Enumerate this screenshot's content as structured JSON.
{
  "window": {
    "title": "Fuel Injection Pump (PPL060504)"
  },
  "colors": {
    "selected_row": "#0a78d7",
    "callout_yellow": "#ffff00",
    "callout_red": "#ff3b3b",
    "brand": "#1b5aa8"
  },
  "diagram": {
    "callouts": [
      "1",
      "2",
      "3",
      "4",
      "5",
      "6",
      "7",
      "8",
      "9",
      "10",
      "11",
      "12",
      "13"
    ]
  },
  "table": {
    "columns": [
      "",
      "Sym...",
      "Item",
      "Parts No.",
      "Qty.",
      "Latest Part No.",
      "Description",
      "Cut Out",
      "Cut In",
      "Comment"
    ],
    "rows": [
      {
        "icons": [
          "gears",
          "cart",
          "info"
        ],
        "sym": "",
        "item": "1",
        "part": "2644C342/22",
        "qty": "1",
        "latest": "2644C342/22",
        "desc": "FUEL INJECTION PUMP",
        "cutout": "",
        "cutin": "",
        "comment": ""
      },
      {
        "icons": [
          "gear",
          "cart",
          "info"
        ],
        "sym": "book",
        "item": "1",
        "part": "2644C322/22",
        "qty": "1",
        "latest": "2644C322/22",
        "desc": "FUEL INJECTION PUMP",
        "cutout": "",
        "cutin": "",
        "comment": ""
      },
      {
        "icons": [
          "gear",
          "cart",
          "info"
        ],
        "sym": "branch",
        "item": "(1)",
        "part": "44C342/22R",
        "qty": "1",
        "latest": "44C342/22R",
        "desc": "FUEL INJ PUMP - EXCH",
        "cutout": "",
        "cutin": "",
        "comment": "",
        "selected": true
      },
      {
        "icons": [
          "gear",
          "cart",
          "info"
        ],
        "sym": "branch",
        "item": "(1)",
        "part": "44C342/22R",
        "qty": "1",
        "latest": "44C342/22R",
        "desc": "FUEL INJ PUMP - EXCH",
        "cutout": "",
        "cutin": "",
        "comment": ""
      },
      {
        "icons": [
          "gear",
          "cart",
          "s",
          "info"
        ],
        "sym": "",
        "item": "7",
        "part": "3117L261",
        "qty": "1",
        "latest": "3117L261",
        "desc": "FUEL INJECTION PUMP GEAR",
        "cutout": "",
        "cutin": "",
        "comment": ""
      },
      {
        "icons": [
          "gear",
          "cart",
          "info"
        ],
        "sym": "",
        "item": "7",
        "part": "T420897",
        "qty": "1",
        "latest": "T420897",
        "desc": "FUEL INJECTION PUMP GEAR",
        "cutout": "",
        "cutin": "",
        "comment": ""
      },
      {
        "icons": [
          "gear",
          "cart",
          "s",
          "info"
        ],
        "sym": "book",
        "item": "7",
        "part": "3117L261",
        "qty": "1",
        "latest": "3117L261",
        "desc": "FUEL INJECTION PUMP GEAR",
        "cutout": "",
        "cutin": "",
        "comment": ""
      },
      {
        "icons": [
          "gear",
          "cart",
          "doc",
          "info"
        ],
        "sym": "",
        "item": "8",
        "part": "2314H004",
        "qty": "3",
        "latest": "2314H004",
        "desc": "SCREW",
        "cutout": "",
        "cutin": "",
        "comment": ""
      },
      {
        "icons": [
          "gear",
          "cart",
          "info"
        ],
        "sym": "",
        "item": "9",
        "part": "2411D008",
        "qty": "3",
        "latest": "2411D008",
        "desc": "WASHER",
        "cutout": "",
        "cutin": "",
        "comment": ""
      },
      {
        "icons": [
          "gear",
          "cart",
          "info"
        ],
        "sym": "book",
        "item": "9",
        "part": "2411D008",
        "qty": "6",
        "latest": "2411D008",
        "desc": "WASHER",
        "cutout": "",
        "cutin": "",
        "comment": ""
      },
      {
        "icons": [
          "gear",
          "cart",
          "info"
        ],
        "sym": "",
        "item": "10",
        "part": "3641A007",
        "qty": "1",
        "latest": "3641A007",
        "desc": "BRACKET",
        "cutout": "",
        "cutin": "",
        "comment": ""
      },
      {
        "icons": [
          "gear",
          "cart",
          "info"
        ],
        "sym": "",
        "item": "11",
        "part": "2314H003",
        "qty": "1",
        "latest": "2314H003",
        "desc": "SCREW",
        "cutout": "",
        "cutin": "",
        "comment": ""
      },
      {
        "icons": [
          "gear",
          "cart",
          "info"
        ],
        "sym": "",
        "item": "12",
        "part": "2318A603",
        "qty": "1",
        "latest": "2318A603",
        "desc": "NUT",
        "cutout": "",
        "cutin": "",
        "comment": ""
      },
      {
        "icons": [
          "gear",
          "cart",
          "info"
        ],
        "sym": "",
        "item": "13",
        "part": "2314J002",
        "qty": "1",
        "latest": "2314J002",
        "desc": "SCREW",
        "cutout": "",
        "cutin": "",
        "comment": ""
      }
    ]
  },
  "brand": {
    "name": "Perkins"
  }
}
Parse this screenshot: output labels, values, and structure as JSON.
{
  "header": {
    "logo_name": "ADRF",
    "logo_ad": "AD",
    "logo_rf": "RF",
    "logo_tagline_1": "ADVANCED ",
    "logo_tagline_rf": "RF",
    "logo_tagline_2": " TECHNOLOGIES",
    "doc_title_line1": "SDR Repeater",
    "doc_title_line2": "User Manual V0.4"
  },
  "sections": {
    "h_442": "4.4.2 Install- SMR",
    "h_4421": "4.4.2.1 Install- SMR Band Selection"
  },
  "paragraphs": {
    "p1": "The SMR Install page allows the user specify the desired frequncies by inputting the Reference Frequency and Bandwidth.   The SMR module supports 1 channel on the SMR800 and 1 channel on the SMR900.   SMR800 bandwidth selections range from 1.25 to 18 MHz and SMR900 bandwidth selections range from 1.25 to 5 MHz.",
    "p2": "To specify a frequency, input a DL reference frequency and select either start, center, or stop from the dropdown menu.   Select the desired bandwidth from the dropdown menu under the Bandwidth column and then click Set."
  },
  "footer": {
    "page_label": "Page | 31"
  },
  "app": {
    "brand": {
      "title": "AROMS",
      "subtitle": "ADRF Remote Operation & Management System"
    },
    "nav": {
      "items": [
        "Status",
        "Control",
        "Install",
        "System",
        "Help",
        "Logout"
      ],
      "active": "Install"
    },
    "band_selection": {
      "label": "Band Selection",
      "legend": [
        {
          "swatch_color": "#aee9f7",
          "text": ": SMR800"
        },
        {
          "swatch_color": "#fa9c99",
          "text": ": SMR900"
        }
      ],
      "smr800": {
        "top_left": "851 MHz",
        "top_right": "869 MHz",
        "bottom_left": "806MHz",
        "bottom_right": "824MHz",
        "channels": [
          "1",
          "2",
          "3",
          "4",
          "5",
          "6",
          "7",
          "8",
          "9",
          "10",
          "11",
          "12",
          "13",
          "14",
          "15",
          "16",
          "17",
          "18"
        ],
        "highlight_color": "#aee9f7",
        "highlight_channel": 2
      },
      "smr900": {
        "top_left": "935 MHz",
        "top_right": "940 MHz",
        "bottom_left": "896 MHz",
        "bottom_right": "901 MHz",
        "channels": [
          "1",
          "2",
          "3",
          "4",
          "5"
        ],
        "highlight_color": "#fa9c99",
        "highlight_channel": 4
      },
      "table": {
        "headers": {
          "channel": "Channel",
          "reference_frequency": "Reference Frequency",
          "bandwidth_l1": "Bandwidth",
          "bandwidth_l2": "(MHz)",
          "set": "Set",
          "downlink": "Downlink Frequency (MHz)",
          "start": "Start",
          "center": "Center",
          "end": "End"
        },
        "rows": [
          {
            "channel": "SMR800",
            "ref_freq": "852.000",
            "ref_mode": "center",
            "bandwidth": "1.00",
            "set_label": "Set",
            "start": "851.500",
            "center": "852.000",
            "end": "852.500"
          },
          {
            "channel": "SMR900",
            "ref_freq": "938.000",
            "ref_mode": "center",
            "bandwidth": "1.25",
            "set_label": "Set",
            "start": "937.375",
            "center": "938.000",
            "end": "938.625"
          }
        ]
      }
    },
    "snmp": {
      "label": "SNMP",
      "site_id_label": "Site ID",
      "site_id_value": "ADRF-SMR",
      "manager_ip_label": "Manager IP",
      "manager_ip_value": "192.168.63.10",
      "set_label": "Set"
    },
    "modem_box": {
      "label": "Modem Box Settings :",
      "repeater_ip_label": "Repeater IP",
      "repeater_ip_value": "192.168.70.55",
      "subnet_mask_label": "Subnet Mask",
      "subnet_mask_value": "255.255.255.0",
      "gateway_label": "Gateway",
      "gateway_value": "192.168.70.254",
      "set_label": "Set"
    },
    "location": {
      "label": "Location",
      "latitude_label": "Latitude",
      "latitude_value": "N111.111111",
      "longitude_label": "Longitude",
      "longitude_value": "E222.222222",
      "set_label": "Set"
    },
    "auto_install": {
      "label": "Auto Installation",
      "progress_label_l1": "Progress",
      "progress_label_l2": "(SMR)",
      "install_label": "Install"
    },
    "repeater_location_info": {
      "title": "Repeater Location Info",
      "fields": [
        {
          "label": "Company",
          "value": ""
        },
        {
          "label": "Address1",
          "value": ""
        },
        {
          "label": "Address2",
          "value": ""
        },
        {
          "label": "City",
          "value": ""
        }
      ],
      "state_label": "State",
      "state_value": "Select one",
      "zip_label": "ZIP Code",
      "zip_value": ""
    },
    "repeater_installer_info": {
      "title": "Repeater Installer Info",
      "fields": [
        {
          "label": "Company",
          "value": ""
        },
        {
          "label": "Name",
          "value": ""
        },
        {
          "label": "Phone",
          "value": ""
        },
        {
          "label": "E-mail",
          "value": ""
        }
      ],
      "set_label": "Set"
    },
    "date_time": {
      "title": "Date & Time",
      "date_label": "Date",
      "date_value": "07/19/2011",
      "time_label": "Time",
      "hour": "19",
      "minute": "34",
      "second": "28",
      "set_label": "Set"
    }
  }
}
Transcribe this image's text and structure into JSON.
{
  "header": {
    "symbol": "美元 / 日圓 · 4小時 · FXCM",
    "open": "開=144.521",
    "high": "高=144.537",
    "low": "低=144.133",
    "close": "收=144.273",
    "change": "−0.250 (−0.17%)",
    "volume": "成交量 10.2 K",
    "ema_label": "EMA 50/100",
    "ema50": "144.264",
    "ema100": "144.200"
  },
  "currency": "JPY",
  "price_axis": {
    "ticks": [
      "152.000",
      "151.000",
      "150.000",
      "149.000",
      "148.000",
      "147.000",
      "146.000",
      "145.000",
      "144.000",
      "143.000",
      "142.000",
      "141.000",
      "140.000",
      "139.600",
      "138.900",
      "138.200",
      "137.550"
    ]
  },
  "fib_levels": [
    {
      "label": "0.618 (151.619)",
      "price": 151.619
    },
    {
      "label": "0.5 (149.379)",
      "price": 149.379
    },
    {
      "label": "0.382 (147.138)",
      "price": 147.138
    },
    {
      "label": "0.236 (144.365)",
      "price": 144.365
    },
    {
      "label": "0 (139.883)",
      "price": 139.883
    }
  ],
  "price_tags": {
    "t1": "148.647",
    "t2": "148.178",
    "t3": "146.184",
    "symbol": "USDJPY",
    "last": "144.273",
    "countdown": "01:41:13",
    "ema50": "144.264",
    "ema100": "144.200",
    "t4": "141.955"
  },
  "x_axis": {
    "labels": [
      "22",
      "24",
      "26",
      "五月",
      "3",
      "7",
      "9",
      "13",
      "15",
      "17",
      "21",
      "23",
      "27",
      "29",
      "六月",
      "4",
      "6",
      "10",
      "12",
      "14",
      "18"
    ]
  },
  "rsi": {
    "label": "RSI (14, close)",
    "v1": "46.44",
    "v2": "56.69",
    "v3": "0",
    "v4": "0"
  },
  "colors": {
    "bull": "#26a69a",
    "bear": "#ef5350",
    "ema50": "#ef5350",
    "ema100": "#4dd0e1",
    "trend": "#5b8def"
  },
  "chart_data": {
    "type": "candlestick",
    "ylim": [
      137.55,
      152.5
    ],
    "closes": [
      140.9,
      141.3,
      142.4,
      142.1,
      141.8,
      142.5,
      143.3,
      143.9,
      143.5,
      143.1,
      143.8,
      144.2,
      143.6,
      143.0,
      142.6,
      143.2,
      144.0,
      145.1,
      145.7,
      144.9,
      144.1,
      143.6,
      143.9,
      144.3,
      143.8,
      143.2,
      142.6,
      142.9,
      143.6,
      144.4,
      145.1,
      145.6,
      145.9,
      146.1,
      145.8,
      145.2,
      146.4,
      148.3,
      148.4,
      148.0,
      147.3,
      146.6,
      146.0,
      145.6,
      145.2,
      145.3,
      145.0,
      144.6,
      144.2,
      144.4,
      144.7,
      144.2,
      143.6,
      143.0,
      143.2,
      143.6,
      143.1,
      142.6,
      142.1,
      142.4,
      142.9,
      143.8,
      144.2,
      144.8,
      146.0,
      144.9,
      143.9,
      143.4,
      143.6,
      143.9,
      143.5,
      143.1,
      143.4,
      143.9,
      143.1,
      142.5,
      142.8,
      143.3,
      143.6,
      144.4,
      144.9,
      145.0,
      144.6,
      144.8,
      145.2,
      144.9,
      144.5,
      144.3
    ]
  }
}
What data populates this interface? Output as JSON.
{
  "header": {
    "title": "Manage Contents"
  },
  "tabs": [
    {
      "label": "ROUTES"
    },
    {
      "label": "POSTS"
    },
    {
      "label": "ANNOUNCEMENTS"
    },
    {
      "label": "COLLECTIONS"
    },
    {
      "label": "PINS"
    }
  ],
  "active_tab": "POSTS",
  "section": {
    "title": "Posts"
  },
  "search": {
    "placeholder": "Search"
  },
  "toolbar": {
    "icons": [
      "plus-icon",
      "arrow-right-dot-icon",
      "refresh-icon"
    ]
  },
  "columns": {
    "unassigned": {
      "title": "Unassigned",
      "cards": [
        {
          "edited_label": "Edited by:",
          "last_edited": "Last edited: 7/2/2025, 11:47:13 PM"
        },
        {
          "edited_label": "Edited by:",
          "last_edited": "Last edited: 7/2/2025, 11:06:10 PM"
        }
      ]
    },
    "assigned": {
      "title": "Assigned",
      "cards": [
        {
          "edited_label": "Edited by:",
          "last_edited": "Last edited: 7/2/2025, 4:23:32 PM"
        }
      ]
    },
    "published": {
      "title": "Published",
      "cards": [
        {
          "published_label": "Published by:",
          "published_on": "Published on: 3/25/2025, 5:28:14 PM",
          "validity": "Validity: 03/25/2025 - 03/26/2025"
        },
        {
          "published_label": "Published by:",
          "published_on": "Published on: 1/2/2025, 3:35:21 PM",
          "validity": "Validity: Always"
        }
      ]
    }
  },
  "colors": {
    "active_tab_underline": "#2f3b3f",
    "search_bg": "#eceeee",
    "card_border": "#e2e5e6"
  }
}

* What is required
Which lines in the data above contain "text"? Show each one.

* Exercise response
          "text": ": SMR800"
          "text": ": SMR900"
Transcribe this image's text and structure into JSON.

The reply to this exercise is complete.